Go through the data below and gather each line containing "name".
:::
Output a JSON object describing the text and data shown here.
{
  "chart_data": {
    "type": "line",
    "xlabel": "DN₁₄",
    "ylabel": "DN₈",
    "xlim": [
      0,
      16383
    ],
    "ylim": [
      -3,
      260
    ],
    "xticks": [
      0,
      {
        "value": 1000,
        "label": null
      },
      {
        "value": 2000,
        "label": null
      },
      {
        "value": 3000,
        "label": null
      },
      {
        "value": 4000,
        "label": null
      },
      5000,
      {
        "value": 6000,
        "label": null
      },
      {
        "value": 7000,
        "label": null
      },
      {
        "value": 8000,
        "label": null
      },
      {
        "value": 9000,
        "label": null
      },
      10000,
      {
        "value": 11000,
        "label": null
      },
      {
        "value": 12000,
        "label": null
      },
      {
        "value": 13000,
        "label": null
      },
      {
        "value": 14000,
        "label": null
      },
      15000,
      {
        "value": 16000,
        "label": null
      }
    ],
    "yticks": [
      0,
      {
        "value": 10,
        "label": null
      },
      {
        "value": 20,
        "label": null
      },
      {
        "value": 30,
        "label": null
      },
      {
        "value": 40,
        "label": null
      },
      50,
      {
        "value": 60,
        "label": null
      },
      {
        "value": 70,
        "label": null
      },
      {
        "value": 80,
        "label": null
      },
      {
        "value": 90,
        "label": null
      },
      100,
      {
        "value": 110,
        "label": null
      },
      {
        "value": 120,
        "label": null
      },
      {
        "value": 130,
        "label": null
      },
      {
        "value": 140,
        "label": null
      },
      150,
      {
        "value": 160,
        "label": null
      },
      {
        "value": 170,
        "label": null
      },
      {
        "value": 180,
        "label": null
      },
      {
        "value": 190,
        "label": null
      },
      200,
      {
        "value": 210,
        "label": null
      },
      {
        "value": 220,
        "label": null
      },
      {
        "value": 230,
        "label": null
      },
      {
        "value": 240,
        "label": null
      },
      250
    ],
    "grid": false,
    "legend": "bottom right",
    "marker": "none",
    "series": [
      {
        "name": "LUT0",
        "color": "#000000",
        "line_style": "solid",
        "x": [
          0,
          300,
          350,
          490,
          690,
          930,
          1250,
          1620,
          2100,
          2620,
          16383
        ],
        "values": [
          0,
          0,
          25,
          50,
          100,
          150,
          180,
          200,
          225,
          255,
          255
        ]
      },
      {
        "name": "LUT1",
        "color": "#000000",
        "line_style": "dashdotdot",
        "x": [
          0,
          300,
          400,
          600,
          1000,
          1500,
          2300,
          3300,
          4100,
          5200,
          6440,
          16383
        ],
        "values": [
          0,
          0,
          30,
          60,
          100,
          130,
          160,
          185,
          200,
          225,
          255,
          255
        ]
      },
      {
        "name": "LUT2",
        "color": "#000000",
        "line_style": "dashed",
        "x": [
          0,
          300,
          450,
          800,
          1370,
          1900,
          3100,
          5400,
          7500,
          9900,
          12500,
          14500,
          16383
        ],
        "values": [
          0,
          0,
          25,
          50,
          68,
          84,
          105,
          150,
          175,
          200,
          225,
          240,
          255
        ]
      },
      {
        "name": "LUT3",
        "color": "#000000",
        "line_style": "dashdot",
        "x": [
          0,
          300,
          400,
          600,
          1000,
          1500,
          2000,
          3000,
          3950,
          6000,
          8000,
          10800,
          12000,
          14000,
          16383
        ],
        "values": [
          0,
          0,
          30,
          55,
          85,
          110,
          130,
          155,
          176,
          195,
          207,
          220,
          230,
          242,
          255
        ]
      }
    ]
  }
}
:::
### [Answer for this exercise]
        "name": "LUT0",
        "name": "LUT1",
        "name": "LUT2",
        "name": "LUT3",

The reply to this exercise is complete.